» DIRECTION
Update the material below by replacing every occurrence of "joint-slider-knob" with "joint-slider-handle", and leave all other text unchanged.

» Data items
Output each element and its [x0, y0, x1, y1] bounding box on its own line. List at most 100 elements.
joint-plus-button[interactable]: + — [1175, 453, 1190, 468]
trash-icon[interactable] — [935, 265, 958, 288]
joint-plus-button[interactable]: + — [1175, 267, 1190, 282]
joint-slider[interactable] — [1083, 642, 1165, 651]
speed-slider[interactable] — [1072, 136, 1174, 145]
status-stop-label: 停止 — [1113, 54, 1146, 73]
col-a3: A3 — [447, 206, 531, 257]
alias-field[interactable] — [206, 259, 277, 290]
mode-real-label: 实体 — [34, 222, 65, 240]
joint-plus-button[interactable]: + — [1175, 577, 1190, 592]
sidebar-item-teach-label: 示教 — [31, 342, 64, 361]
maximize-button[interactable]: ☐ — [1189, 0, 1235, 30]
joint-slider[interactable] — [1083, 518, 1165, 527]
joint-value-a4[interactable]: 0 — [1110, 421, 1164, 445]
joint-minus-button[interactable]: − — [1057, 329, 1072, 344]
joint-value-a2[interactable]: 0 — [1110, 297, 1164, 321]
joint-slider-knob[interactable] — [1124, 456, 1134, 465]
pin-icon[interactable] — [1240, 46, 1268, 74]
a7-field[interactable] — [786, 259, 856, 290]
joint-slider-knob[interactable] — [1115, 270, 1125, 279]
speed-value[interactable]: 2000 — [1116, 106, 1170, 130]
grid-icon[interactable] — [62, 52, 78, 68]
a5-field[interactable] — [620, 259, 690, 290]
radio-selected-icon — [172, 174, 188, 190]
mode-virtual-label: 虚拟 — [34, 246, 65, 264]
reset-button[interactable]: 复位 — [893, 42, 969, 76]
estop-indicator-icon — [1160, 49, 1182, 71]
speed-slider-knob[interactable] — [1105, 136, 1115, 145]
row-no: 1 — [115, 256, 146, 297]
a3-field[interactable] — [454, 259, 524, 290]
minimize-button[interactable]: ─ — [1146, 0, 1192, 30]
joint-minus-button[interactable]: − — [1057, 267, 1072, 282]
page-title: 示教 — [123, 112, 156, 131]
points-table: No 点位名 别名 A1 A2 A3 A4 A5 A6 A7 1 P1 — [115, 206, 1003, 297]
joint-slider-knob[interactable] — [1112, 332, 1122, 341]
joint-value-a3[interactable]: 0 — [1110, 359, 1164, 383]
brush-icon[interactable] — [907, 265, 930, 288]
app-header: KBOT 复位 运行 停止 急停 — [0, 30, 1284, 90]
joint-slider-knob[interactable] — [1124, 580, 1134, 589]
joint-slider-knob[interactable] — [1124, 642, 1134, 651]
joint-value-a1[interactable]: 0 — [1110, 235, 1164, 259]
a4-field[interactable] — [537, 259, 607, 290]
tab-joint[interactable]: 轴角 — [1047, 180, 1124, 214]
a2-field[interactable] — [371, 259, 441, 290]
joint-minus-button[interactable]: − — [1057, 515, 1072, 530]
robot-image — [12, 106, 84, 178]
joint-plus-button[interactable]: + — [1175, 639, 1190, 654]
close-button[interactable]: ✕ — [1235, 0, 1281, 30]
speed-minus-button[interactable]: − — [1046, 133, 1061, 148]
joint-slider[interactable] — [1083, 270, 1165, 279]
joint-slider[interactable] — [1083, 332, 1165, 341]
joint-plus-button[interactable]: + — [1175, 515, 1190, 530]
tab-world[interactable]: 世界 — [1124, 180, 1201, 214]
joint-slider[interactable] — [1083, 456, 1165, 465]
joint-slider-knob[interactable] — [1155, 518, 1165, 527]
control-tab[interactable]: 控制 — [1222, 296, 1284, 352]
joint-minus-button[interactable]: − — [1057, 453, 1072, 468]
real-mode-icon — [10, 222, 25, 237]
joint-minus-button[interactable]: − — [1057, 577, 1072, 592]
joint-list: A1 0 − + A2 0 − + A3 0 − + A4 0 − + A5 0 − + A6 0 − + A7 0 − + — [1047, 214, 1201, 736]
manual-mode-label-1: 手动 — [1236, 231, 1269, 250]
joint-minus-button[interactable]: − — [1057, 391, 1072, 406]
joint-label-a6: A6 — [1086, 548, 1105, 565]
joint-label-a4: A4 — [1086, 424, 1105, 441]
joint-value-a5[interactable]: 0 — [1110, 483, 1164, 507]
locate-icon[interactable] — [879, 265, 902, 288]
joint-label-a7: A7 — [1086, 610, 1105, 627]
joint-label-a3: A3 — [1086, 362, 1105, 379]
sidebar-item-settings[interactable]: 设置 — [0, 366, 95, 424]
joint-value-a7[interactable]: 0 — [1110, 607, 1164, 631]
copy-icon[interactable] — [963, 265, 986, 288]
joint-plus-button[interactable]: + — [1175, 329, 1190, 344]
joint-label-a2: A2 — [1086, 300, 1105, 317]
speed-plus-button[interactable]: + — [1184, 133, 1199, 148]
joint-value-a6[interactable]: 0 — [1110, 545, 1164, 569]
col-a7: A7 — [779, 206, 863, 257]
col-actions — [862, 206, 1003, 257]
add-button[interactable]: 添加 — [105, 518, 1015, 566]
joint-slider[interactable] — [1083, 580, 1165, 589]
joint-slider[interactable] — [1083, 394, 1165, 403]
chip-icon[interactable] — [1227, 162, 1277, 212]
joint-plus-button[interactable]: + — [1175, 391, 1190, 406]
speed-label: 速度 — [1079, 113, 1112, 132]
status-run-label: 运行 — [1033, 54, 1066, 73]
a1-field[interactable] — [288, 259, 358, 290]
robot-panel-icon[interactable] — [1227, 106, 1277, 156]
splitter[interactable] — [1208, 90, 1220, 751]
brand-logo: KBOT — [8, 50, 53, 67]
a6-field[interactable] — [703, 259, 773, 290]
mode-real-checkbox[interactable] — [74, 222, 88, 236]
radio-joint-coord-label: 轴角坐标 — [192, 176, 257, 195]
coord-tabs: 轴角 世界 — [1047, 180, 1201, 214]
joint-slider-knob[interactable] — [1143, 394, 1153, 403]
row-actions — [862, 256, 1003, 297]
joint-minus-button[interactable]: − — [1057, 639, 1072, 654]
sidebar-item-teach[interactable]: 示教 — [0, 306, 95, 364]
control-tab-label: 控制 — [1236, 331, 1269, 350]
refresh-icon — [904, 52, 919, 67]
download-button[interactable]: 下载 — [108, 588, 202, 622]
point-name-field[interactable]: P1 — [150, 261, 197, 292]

» WRITTEN SOLUTION
Output each element and its [x0, y0, x1, y1] bounding box on its own line. List at most 100 elements.
joint-plus-button[interactable]: + — [1175, 453, 1190, 468]
trash-icon[interactable] — [935, 265, 958, 288]
joint-plus-button[interactable]: + — [1175, 267, 1190, 282]
joint-slider[interactable] — [1083, 642, 1165, 651]
speed-slider[interactable] — [1072, 136, 1174, 145]
status-stop-label: 停止 — [1113, 54, 1146, 73]
col-a3: A3 — [447, 206, 531, 257]
alias-field[interactable] — [206, 259, 277, 290]
mode-real-label: 实体 — [34, 222, 65, 240]
joint-plus-button[interactable]: + — [1175, 577, 1190, 592]
sidebar-item-teach-label: 示教 — [31, 342, 64, 361]
maximize-button[interactable]: ☐ — [1189, 0, 1235, 30]
joint-slider[interactable] — [1083, 518, 1165, 527]
joint-value-a4[interactable]: 0 — [1110, 421, 1164, 445]
joint-minus-button[interactable]: − — [1057, 329, 1072, 344]
joint-value-a2[interactable]: 0 — [1110, 297, 1164, 321]
joint-slider-handle[interactable] — [1124, 456, 1134, 465]
pin-icon[interactable] — [1240, 46, 1268, 74]
a7-field[interactable] — [786, 259, 856, 290]
joint-slider-handle[interactable] — [1115, 270, 1125, 279]
speed-value[interactable]: 2000 — [1116, 106, 1170, 130]
grid-icon[interactable] — [62, 52, 78, 68]
a5-field[interactable] — [620, 259, 690, 290]
radio-selected-icon — [172, 174, 188, 190]
mode-virtual-label: 虚拟 — [34, 246, 65, 264]
reset-button[interactable]: 复位 — [893, 42, 969, 76]
estop-indicator-icon — [1160, 49, 1182, 71]
speed-slider-knob[interactable] — [1105, 136, 1115, 145]
row-no: 1 — [115, 256, 146, 297]
a3-field[interactable] — [454, 259, 524, 290]
minimize-button[interactable]: ─ — [1146, 0, 1192, 30]
joint-minus-button[interactable]: − — [1057, 267, 1072, 282]
page-title: 示教 — [123, 112, 156, 131]
points-table: No 点位名 别名 A1 A2 A3 A4 A5 A6 A7 1 P1 — [115, 206, 1003, 297]
joint-slider-handle[interactable] — [1112, 332, 1122, 341]
joint-value-a3[interactable]: 0 — [1110, 359, 1164, 383]
brush-icon[interactable] — [907, 265, 930, 288]
app-header: KBOT 复位 运行 停止 急停 — [0, 30, 1284, 90]
joint-slider-handle[interactable] — [1124, 580, 1134, 589]
joint-slider-handle[interactable] — [1124, 642, 1134, 651]
joint-value-a1[interactable]: 0 — [1110, 235, 1164, 259]
a4-field[interactable] — [537, 259, 607, 290]
tab-joint[interactable]: 轴角 — [1047, 180, 1124, 214]
a2-field[interactable] — [371, 259, 441, 290]
joint-minus-button[interactable]: − — [1057, 515, 1072, 530]
robot-image — [12, 106, 84, 178]
joint-plus-button[interactable]: + — [1175, 639, 1190, 654]
close-button[interactable]: ✕ — [1235, 0, 1281, 30]
speed-minus-button[interactable]: − — [1046, 133, 1061, 148]
joint-slider[interactable] — [1083, 270, 1165, 279]
joint-slider[interactable] — [1083, 332, 1165, 341]
joint-plus-button[interactable]: + — [1175, 515, 1190, 530]
tab-world[interactable]: 世界 — [1124, 180, 1201, 214]
joint-slider[interactable] — [1083, 456, 1165, 465]
joint-slider-handle[interactable] — [1155, 518, 1165, 527]
control-tab[interactable]: 控制 — [1222, 296, 1284, 352]
joint-minus-button[interactable]: − — [1057, 453, 1072, 468]
real-mode-icon — [10, 222, 25, 237]
joint-minus-button[interactable]: − — [1057, 577, 1072, 592]
joint-list: A1 0 − + A2 0 − + A3 0 − + A4 0 − + A5 0 − + A6 0 − + A7 0 − + — [1047, 214, 1201, 736]
manual-mode-label-1: 手动 — [1236, 231, 1269, 250]
joint-minus-button[interactable]: − — [1057, 391, 1072, 406]
joint-label-a6: A6 — [1086, 548, 1105, 565]
joint-label-a4: A4 — [1086, 424, 1105, 441]
joint-value-a5[interactable]: 0 — [1110, 483, 1164, 507]
locate-icon[interactable] — [879, 265, 902, 288]
joint-label-a7: A7 — [1086, 610, 1105, 627]
joint-label-a3: A3 — [1086, 362, 1105, 379]
sidebar-item-settings[interactable]: 设置 — [0, 366, 95, 424]
joint-value-a7[interactable]: 0 — [1110, 607, 1164, 631]
copy-icon[interactable] — [963, 265, 986, 288]
joint-plus-button[interactable]: + — [1175, 329, 1190, 344]
joint-label-a2: A2 — [1086, 300, 1105, 317]
speed-plus-button[interactable]: + — [1184, 133, 1199, 148]
joint-value-a6[interactable]: 0 — [1110, 545, 1164, 569]
col-a7: A7 — [779, 206, 863, 257]
col-actions — [862, 206, 1003, 257]
add-button[interactable]: 添加 — [105, 518, 1015, 566]
joint-slider[interactable] — [1083, 580, 1165, 589]
joint-slider[interactable] — [1083, 394, 1165, 403]
chip-icon[interactable] — [1227, 162, 1277, 212]
joint-plus-button[interactable]: + — [1175, 391, 1190, 406]
speed-label: 速度 — [1079, 113, 1112, 132]
status-run-label: 运行 — [1033, 54, 1066, 73]
a1-field[interactable] — [288, 259, 358, 290]
robot-panel-icon[interactable] — [1227, 106, 1277, 156]
splitter[interactable] — [1208, 90, 1220, 751]
brand-logo: KBOT — [8, 50, 53, 67]
a6-field[interactable] — [703, 259, 773, 290]
mode-real-checkbox[interactable] — [74, 222, 88, 236]
radio-joint-coord-label: 轴角坐标 — [192, 176, 257, 195]
coord-tabs: 轴角 世界 — [1047, 180, 1201, 214]
joint-slider-handle[interactable] — [1143, 394, 1153, 403]
row-actions — [862, 256, 1003, 297]
joint-minus-button[interactable]: − — [1057, 639, 1072, 654]
sidebar-item-teach[interactable]: 示教 — [0, 306, 95, 364]
control-tab-label: 控制 — [1236, 331, 1269, 350]
refresh-icon — [904, 52, 919, 67]
download-button[interactable]: 下载 — [108, 588, 202, 622]
point-name-field[interactable]: P1 — [150, 261, 197, 292]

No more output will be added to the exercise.